**What the exercise asks:** Rewrite the lines from the one holding "stat-value: 354,930,268.56 <box>403" through the one holding "candle-body <box>403 640 413 669</box>", inclusive, putting "candlestick-body" wherever "candle-body" appears and changing nothing else.

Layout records
╔══

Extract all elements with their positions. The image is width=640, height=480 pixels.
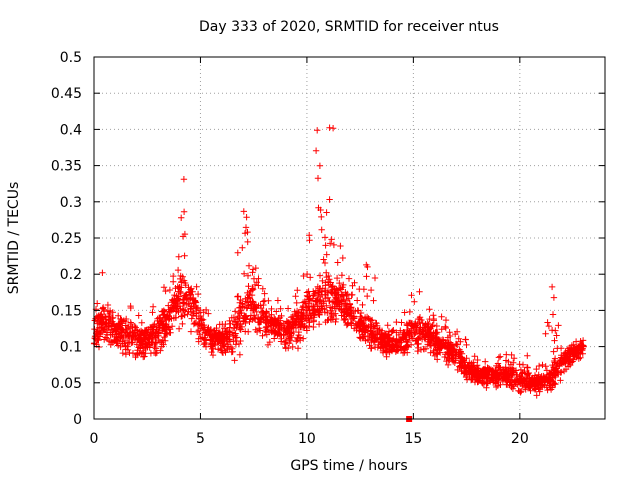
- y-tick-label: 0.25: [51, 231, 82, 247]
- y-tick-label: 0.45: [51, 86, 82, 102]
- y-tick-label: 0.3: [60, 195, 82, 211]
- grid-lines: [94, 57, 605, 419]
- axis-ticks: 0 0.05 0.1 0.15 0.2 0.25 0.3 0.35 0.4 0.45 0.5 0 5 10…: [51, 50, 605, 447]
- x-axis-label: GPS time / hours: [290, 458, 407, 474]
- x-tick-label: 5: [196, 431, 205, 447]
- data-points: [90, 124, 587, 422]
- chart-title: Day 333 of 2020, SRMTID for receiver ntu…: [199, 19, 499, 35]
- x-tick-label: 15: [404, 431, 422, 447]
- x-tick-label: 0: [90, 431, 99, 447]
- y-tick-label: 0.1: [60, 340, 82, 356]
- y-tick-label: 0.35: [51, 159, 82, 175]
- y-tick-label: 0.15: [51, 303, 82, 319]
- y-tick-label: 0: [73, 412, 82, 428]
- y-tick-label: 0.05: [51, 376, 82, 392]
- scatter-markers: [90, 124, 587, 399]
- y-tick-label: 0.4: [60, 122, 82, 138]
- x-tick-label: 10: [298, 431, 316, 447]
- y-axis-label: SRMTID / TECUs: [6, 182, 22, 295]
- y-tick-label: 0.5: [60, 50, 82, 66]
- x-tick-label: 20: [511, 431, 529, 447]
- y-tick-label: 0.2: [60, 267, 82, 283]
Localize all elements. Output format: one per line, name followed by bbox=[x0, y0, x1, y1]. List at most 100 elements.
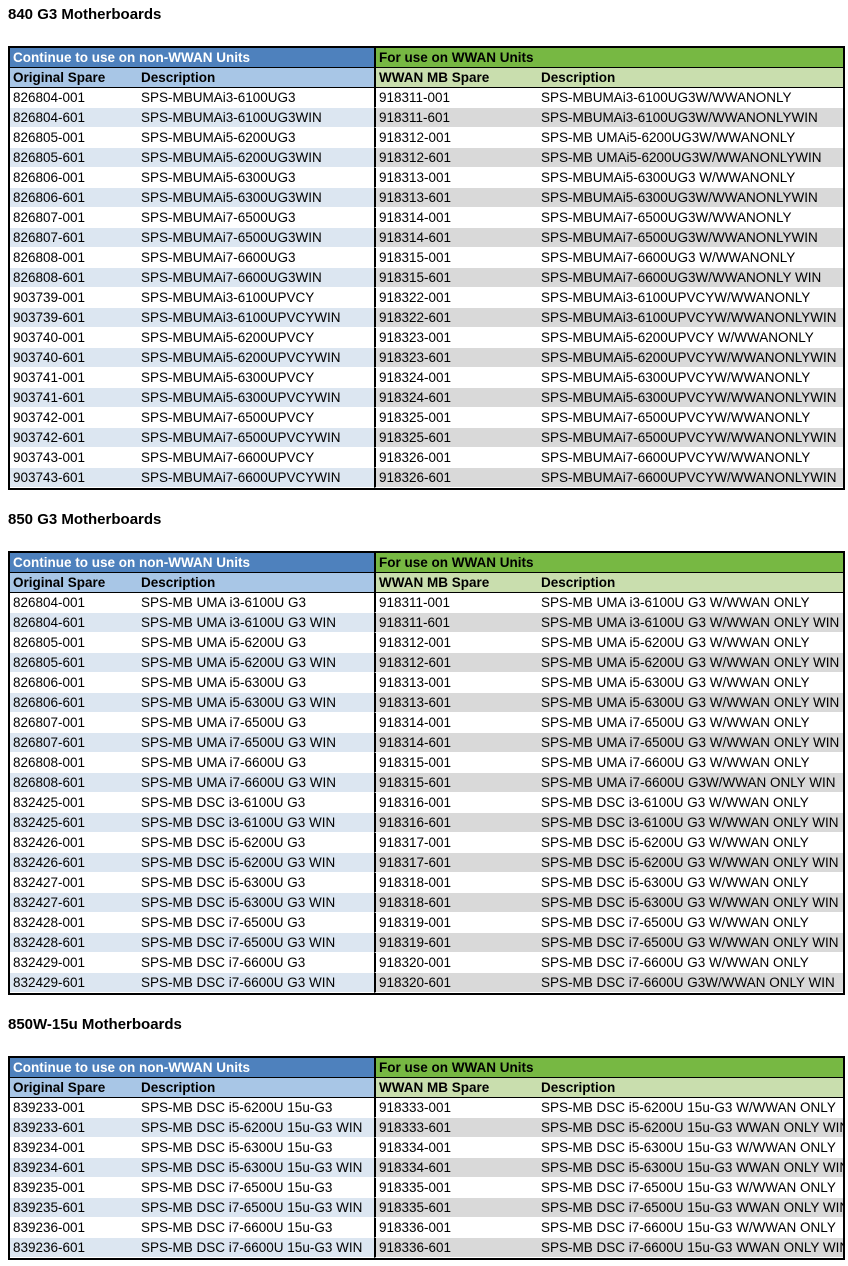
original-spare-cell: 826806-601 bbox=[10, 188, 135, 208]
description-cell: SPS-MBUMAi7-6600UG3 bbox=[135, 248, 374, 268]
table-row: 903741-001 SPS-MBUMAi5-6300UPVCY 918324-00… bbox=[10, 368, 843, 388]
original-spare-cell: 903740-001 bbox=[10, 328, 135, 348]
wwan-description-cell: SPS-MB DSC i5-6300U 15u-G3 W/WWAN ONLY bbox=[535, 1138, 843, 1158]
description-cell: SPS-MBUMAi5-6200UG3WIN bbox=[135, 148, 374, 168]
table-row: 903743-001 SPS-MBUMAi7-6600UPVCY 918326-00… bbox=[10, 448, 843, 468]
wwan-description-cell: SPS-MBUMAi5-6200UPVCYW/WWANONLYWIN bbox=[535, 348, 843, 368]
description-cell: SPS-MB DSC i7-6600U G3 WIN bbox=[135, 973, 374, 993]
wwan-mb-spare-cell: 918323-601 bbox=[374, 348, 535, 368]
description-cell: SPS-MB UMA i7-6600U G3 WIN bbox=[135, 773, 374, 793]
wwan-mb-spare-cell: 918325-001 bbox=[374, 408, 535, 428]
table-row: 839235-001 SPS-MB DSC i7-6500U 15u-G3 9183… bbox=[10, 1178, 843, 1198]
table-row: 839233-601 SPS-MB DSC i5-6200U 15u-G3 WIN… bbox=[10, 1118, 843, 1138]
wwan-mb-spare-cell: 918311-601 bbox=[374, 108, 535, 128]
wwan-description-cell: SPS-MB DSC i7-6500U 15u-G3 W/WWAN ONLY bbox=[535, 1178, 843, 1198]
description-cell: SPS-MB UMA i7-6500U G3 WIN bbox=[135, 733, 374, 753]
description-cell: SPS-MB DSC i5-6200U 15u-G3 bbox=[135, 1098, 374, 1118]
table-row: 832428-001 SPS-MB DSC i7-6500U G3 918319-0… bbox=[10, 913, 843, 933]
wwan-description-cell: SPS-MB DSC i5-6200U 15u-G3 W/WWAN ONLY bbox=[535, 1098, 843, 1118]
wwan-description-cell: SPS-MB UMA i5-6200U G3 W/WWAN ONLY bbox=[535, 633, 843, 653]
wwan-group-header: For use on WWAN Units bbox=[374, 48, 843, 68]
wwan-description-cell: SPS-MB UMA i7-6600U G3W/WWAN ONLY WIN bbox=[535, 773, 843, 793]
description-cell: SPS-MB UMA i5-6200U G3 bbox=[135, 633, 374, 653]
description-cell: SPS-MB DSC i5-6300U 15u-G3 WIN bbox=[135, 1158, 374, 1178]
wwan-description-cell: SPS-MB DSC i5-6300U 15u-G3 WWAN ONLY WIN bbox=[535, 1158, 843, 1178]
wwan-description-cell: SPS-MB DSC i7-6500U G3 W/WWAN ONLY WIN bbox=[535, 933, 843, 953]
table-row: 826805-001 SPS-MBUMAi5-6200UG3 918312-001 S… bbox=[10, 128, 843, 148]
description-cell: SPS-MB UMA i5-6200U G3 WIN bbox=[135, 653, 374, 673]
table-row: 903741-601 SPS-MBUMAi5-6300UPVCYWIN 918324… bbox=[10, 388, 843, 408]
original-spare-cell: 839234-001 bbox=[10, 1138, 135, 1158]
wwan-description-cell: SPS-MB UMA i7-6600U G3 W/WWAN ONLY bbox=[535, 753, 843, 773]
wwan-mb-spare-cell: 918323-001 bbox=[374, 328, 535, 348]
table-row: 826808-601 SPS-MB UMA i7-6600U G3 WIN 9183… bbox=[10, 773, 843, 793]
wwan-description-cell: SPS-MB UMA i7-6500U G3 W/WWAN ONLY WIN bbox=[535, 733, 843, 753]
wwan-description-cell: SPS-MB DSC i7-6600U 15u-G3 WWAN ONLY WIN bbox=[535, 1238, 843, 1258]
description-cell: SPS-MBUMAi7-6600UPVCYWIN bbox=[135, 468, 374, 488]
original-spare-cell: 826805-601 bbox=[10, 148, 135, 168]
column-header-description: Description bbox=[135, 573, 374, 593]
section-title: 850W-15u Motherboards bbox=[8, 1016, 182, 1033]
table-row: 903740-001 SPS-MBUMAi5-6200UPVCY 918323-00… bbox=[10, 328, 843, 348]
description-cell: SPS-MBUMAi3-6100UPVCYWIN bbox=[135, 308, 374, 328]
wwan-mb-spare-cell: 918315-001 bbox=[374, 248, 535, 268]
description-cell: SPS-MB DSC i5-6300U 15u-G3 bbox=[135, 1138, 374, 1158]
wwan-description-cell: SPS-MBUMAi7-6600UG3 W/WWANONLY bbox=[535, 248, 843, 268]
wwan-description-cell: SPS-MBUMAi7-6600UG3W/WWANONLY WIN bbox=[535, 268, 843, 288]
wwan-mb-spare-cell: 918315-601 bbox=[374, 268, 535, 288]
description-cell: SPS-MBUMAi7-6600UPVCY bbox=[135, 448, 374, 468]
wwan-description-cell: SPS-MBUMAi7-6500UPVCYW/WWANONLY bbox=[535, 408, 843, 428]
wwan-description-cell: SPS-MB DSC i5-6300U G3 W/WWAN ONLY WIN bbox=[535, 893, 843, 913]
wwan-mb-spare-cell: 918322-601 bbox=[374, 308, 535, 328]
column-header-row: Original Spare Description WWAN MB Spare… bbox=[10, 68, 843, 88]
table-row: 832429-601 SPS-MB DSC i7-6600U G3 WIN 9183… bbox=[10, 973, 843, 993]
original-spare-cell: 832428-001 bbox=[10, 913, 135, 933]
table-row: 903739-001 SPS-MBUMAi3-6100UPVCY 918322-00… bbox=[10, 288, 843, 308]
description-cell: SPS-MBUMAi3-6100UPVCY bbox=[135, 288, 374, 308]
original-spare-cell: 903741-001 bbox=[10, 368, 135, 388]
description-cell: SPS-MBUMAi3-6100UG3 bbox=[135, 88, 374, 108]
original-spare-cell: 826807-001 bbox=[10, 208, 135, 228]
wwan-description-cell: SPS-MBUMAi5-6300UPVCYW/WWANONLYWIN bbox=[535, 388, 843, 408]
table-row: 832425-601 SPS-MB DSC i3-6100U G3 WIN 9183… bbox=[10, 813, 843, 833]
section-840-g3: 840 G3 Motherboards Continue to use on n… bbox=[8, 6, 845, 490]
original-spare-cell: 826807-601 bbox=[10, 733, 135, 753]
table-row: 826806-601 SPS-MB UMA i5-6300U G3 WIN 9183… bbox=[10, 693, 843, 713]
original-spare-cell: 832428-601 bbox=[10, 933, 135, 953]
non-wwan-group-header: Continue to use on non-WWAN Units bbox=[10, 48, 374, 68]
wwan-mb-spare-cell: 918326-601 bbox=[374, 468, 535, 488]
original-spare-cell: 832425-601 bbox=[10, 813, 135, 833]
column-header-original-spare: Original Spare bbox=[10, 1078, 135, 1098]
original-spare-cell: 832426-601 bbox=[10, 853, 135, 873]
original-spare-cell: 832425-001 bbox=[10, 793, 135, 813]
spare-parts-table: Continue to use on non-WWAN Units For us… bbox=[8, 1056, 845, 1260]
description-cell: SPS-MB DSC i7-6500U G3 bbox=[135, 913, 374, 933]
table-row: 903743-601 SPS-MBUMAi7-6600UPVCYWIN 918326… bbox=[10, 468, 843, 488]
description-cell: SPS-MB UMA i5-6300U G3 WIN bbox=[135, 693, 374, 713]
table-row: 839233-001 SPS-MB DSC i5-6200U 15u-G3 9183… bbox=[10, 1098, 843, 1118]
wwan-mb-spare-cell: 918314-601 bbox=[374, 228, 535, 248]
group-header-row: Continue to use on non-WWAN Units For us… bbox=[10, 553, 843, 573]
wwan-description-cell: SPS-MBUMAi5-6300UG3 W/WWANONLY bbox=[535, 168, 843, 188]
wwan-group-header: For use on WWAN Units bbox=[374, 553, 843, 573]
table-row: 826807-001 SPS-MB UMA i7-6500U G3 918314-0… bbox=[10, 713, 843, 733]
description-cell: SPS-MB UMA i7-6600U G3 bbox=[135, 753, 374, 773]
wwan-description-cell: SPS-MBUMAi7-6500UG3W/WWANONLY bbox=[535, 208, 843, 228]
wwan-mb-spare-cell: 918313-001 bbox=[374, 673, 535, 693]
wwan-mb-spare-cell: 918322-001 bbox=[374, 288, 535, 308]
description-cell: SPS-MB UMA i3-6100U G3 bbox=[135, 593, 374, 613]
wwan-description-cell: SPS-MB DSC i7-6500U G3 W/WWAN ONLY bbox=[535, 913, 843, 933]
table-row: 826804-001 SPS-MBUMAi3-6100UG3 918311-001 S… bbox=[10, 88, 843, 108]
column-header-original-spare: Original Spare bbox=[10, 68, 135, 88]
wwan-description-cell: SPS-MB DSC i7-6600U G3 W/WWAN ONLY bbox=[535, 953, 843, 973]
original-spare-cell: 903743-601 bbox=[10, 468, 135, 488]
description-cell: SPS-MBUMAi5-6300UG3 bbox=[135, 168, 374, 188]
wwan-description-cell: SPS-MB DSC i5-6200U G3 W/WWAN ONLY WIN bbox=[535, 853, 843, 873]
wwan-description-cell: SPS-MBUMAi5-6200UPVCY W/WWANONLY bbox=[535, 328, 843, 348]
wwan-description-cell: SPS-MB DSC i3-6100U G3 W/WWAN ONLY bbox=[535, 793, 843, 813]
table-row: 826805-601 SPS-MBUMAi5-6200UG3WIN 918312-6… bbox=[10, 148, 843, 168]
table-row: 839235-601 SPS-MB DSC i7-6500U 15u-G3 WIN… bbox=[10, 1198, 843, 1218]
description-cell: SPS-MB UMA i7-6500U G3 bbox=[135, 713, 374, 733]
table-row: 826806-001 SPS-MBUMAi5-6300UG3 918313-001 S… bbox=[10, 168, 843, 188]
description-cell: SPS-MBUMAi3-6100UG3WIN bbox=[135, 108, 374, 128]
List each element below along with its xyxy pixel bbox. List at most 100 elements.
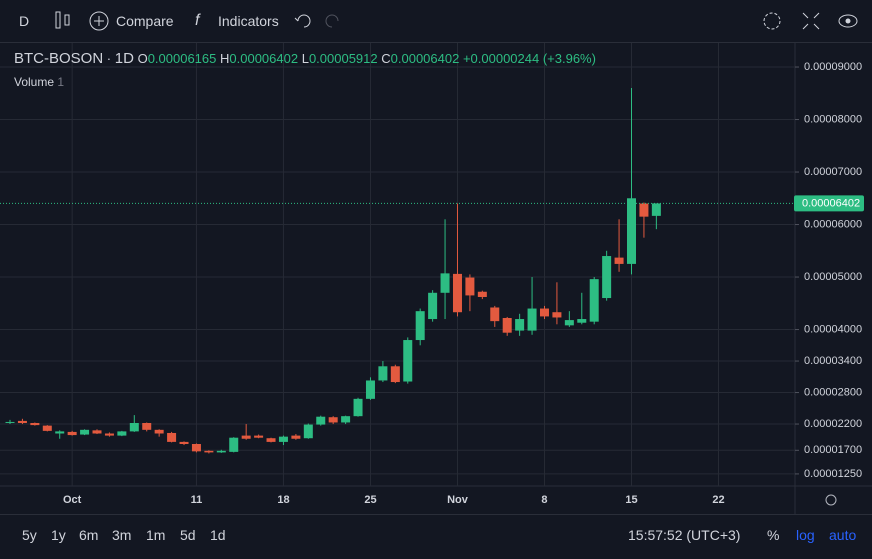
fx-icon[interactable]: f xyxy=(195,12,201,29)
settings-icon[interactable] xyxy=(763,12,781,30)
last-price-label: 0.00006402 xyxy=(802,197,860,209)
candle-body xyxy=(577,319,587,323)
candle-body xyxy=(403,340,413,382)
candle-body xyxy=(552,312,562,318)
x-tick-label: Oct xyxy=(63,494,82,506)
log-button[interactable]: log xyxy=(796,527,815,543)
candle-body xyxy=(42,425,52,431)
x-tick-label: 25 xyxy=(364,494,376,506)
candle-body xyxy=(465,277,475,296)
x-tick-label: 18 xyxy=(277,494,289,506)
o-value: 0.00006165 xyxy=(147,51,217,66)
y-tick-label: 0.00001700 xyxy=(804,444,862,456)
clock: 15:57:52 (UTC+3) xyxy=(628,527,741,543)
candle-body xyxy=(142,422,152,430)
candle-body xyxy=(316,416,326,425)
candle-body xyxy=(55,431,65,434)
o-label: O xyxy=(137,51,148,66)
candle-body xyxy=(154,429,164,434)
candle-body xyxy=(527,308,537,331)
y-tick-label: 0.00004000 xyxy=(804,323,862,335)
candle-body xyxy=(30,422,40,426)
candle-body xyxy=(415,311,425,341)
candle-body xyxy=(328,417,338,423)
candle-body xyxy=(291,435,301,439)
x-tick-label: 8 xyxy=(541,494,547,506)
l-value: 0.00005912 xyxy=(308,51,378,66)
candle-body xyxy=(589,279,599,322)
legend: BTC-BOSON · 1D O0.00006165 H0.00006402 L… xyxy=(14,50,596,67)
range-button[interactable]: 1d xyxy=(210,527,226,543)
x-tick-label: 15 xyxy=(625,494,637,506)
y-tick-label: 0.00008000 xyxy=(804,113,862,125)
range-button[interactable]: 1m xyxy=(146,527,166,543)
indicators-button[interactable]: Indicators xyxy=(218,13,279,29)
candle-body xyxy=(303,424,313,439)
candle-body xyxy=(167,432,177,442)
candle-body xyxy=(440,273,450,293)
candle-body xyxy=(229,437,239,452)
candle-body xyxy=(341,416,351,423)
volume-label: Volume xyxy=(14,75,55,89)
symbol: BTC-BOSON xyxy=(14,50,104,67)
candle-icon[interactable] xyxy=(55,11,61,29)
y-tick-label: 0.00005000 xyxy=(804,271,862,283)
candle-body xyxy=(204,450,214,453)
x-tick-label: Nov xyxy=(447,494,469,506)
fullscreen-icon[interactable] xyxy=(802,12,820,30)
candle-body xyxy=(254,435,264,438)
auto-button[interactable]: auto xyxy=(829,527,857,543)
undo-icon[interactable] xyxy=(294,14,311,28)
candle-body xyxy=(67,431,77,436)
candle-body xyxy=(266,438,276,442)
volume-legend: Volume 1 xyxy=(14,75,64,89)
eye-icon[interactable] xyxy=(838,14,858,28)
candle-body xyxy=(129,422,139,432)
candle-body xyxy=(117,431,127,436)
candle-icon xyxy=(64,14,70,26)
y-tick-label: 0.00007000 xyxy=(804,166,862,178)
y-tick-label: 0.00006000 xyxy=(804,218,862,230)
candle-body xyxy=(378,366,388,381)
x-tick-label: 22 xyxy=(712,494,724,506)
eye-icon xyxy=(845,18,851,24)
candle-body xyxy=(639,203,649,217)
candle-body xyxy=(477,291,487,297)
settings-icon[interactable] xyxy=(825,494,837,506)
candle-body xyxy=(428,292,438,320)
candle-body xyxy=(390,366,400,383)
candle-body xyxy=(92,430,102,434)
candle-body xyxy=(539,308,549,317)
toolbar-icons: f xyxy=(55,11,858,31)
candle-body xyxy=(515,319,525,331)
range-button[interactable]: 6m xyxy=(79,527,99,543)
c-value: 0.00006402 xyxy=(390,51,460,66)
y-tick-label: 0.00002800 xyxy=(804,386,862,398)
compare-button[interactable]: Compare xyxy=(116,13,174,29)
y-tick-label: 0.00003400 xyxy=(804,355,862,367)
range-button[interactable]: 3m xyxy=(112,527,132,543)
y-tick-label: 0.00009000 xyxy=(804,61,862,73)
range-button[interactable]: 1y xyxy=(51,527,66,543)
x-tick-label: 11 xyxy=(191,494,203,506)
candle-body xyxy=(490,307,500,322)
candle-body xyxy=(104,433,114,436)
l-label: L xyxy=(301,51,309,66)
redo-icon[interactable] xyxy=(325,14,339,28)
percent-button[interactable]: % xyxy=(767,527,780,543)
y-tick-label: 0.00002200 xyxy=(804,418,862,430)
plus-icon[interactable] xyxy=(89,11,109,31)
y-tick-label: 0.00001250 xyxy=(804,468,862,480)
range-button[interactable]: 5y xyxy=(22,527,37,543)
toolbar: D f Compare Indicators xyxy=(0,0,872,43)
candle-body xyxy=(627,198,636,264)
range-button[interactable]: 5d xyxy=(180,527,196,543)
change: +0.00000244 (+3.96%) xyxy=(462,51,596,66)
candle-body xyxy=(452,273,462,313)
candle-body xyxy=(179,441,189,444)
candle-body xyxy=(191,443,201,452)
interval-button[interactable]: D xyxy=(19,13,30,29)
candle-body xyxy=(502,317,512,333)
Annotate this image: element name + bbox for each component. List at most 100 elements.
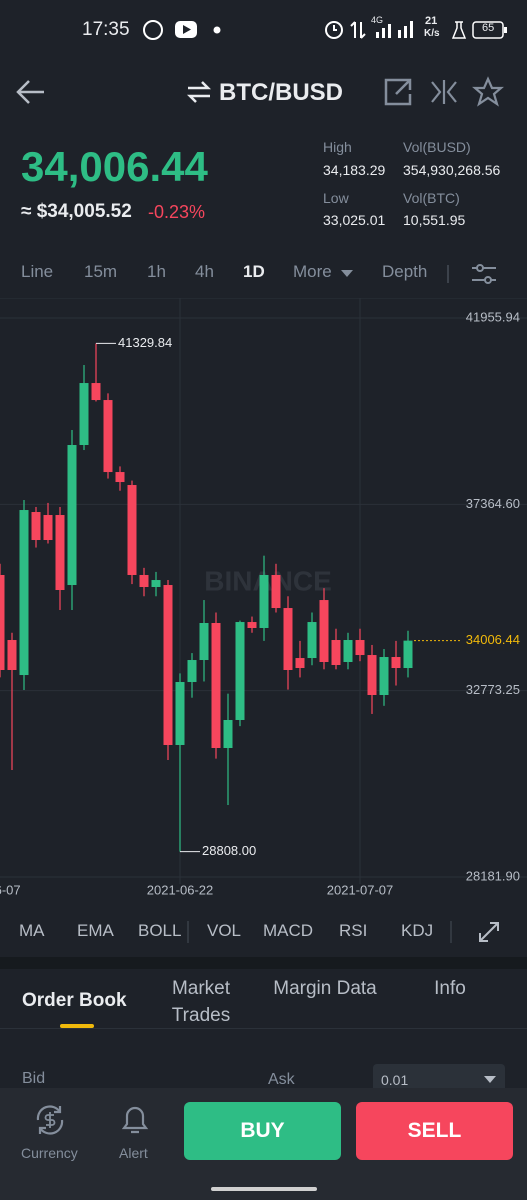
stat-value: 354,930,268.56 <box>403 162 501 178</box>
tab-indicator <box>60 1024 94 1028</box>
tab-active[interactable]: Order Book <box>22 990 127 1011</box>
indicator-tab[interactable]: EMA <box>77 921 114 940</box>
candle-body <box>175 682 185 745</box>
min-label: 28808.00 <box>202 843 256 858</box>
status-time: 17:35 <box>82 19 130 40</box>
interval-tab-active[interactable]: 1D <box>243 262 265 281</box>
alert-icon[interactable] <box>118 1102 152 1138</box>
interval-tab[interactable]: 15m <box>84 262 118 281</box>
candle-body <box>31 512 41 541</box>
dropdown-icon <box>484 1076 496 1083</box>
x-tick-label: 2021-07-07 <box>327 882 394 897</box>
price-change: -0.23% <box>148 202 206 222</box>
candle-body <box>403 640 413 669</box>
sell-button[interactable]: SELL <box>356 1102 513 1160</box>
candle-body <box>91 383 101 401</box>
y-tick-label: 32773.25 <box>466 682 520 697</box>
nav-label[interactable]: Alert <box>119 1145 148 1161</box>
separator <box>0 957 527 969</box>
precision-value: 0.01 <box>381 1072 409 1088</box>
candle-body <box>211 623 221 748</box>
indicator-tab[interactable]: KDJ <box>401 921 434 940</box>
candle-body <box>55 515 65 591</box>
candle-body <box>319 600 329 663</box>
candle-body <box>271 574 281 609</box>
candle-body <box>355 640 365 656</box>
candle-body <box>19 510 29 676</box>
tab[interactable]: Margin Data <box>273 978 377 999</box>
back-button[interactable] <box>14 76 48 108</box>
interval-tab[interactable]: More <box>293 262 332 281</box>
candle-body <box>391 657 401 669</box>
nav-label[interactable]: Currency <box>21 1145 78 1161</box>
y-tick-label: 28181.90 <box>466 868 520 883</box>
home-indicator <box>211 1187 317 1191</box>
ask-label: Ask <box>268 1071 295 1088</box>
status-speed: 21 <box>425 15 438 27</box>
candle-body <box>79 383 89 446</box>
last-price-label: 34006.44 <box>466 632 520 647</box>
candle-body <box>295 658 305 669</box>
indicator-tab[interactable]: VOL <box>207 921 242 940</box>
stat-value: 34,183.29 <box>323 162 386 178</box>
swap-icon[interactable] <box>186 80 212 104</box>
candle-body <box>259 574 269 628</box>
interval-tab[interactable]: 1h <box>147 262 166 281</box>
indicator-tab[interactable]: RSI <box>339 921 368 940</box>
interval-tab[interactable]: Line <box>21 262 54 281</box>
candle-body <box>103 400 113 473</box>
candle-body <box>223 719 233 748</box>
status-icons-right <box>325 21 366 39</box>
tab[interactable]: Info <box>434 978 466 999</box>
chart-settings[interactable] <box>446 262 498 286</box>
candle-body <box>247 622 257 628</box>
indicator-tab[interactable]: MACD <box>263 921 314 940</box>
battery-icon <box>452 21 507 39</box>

╚══

**Answer to this exercise:**
stat-value: 354,930,268.56 <box>403 162 501 178</box>
tab-indicator <box>60 1024 94 1028</box>
tab-active[interactable]: Order Book <box>22 990 127 1011</box>
indicator-tab[interactable]: EMA <box>77 921 114 940</box>
candlestick-body <box>175 682 185 745</box>
min-label: 28808.00 <box>202 843 256 858</box>
status-time: 17:35 <box>82 19 130 40</box>
interval-tab-active[interactable]: 1D <box>243 262 265 281</box>
alert-icon[interactable] <box>118 1102 152 1138</box>
interval-tab[interactable]: 15m <box>84 262 118 281</box>
candlestick-body <box>31 512 41 541</box>
dropdown-icon <box>484 1076 496 1083</box>
x-tick-label: 2021-07-07 <box>327 882 394 897</box>
price-change: -0.23% <box>148 202 206 222</box>
candlestick-body <box>403 640 413 669</box>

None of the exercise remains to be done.